> _WRITTEN PROBLEM_: Write the listing below out again exactly, dropping the images.

> _RECORDS SUPPLIED_:

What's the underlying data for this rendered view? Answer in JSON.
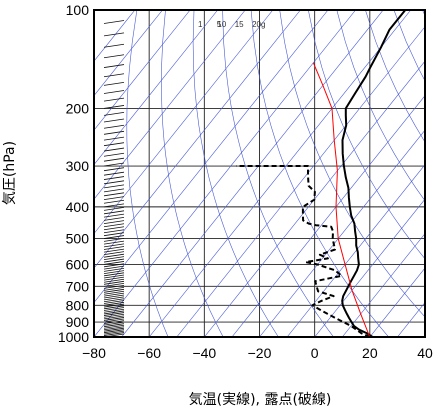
{
  "chart_data": {
    "type": "line",
    "xlabel": "気温(実線), 露点(破線)",
    "ylabel": "気圧(hPa)",
    "xlim": [
      -80,
      40
    ],
    "ylim": [
      1000,
      100
    ],
    "y_scale": "log",
    "grid": true,
    "x_ticks": [
      -80,
      -60,
      -40,
      -20,
      0,
      20,
      40
    ],
    "x_tick_labels": [
      "−80",
      "−60",
      "−40",
      "−20",
      "0",
      "20",
      "40"
    ],
    "y_ticks": [
      100,
      200,
      300,
      400,
      500,
      600,
      700,
      800,
      900,
      1000
    ],
    "y_tick_labels": [
      "100",
      "200",
      "300",
      "400",
      "500",
      "600",
      "700",
      "800",
      "900",
      "1000"
    ],
    "mixing_ratio_labels": [
      {
        "text": "1",
        "value": 1
      },
      {
        "text": "5",
        "value": 5
      },
      {
        "text": "10",
        "value": 10
      },
      {
        "text": "15",
        "value": 15
      },
      {
        "text": "20g",
        "value": 20
      }
    ],
    "series": [
      {
        "style": "solid",
        "color": "#000000",
        "points": [
          [
            21,
            1000
          ],
          [
            18,
            975
          ],
          [
            14,
            950
          ],
          [
            11,
            925
          ],
          [
            9,
            900
          ],
          [
            7,
            875
          ],
          [
            5,
            850
          ],
          [
            3,
            825
          ],
          [
            1,
            800
          ],
          [
            -0.5,
            775
          ],
          [
            -1.5,
            750
          ],
          [
            -2,
            725
          ],
          [
            -2.5,
            700
          ],
          [
            -3,
            675
          ],
          [
            -3.5,
            650
          ],
          [
            -4,
            625
          ],
          [
            -5,
            600
          ],
          [
            -7,
            575
          ],
          [
            -9,
            550
          ],
          [
            -11.5,
            525
          ],
          [
            -13.5,
            500
          ],
          [
            -16,
            475
          ],
          [
            -18.5,
            450
          ],
          [
            -22,
            425
          ],
          [
            -25,
            400
          ],
          [
            -28,
            375
          ],
          [
            -31,
            350
          ],
          [
            -35,
            325
          ],
          [
            -39,
            300
          ],
          [
            -43,
            275
          ],
          [
            -47,
            250
          ],
          [
            -50,
            225
          ],
          [
            -53,
            210
          ],
          [
            -55,
            200
          ],
          [
            -56,
            180
          ],
          [
            -57,
            160
          ],
          [
            -58,
            150
          ],
          [
            -60,
            130
          ],
          [
            -62,
            115
          ],
          [
            -62,
            100
          ]
        ]
      },
      {
        "style": "dashed",
        "color": "#000000",
        "points": [
          [
            20,
            1000
          ],
          [
            16,
            975
          ],
          [
            13,
            950
          ],
          [
            10,
            925
          ],
          [
            6,
            900
          ],
          [
            2,
            875
          ],
          [
            -2,
            850
          ],
          [
            -6,
            825
          ],
          [
            -10,
            800
          ],
          [
            -8,
            775
          ],
          [
            -5,
            750
          ],
          [
            -12,
            725
          ],
          [
            -14,
            700
          ],
          [
            -16,
            675
          ],
          [
            -8,
            650
          ],
          [
            -12,
            625
          ],
          [
            -20,
            600
          ],
          [
            -25,
            590
          ],
          [
            -18,
            575
          ],
          [
            -22,
            560
          ],
          [
            -18,
            540
          ],
          [
            -20,
            520
          ],
          [
            -22,
            500
          ],
          [
            -24,
            475
          ],
          [
            -26,
            460
          ],
          [
            -32,
            455
          ],
          [
            -35,
            450
          ],
          [
            -38,
            440
          ],
          [
            -40,
            420
          ],
          [
            -42,
            400
          ],
          [
            -40,
            380
          ],
          [
            -42,
            360
          ],
          [
            -46,
            345
          ],
          [
            -48,
            330
          ],
          [
            -50,
            315
          ],
          [
            -52,
            300
          ],
          [
            -58,
            300
          ],
          [
            -65,
            300
          ],
          [
            -70,
            300
          ],
          [
            -78,
            300
          ]
        ]
      },
      {
        "style": "solid",
        "color": "#ff0000",
        "points": [
          [
            20,
            1000
          ],
          [
            10,
            850
          ],
          [
            0,
            720
          ],
          [
            -10,
            600
          ],
          [
            -20,
            500
          ],
          [
            -30,
            400
          ],
          [
            -40,
            310
          ],
          [
            -50,
            250
          ],
          [
            -60,
            200
          ],
          [
            -70,
            170
          ],
          [
            -80,
            145
          ]
        ]
      }
    ]
  }
}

> _FINISHED ANSWER_:
What's the underlying data for this rendered view? Answer in JSON.
{
  "chart_data": {
    "type": "line",
    "xlabel": "気温(実線), 露点(破線)",
    "ylabel": "気圧(hPa)",
    "xlim": [
      -80,
      40
    ],
    "ylim": [
      1000,
      100
    ],
    "y_scale": "log",
    "grid": true,
    "x_ticks": [
      -80,
      -60,
      -40,
      -20,
      0,
      20,
      40
    ],
    "x_tick_labels": [
      "−80",
      "−60",
      "−40",
      "−20",
      "0",
      "20",
      "40"
    ],
    "y_ticks": [
      100,
      200,
      300,
      400,
      500,
      600,
      700,
      800,
      900,
      1000
    ],
    "y_tick_labels": [
      "100",
      "200",
      "300",
      "400",
      "500",
      "600",
      "700",
      "800",
      "900",
      "1000"
    ],
    "mixing_ratio_labels": [
      {
        "text": "1",
        "value": 1
      },
      {
        "text": "5",
        "value": 5
      },
      {
        "text": "10",
        "value": 10
      },
      {
        "text": "15",
        "value": 15
      },
      {
        "text": "20g",
        "value": 20
      }
    ],
    "series": [
      {
        "style": "solid",
        "color": "#000000",
        "points": [
          [
            21,
            1000
          ],
          [
            18,
            975
          ],
          [
            14,
            950
          ],
          [
            11,
            925
          ],
          [
            9,
            900
          ],
          [
            7,
            875
          ],
          [
            5,
            850
          ],
          [
            3,
            825
          ],
          [
            1,
            800
          ],
          [
            -0.5,
            775
          ],
          [
            -1.5,
            750
          ],
          [
            -2,
            725
          ],
          [
            -2.5,
            700
          ],
          [
            -3,
            675
          ],
          [
            -3.5,
            650
          ],
          [
            -4,
            625
          ],
          [
            -5,
            600
          ],
          [
            -7,
            575
          ],
          [
            -9,
            550
          ],
          [
            -11.5,
            525
          ],
          [
            -13.5,
            500
          ],
          [
            -16,
            475
          ],
          [
            -18.5,
            450
          ],
          [
            -22,
            425
          ],
          [
            -25,
            400
          ],
          [
            -28,
            375
          ],
          [
            -31,
            350
          ],
          [
            -35,
            325
          ],
          [
            -39,
            300
          ],
          [
            -43,
            275
          ],
          [
            -47,
            250
          ],
          [
            -50,
            225
          ],
          [
            -53,
            210
          ],
          [
            -55,
            200
          ],
          [
            -56,
            180
          ],
          [
            -57,
            160
          ],
          [
            -58,
            150
          ],
          [
            -60,
            130
          ],
          [
            -62,
            115
          ],
          [
            -62,
            100
          ]
        ]
      },
      {
        "style": "dashed",
        "color": "#000000",
        "points": [
          [
            20,
            1000
          ],
          [
            16,
            975
          ],
          [
            13,
            950
          ],
          [
            10,
            925
          ],
          [
            6,
            900
          ],
          [
            2,
            875
          ],
          [
            -2,
            850
          ],
          [
            -6,
            825
          ],
          [
            -10,
            800
          ],
          [
            -8,
            775
          ],
          [
            -5,
            750
          ],
          [
            -12,
            725
          ],
          [
            -14,
            700
          ],
          [
            -16,
            675
          ],
          [
            -8,
            650
          ],
          [
            -12,
            625
          ],
          [
            -20,
            600
          ],
          [
            -25,
            590
          ],
          [
            -18,
            575
          ],
          [
            -22,
            560
          ],
          [
            -18,
            540
          ],
          [
            -20,
            520
          ],
          [
            -22,
            500
          ],
          [
            -24,
            475
          ],
          [
            -26,
            460
          ],
          [
            -32,
            455
          ],
          [
            -35,
            450
          ],
          [
            -38,
            440
          ],
          [
            -40,
            420
          ],
          [
            -42,
            400
          ],
          [
            -40,
            380
          ],
          [
            -42,
            360
          ],
          [
            -46,
            345
          ],
          [
            -48,
            330
          ],
          [
            -50,
            315
          ],
          [
            -52,
            300
          ],
          [
            -58,
            300
          ],
          [
            -65,
            300
          ],
          [
            -70,
            300
          ],
          [
            -78,
            300
          ]
        ]
      },
      {
        "style": "solid",
        "color": "#ff0000",
        "points": [
          [
            20,
            1000
          ],
          [
            10,
            850
          ],
          [
            0,
            720
          ],
          [
            -10,
            600
          ],
          [
            -20,
            500
          ],
          [
            -30,
            400
          ],
          [
            -40,
            310
          ],
          [
            -50,
            250
          ],
          [
            -60,
            200
          ],
          [
            -70,
            170
          ],
          [
            -80,
            145
          ]
        ]
      }
    ]
  }
}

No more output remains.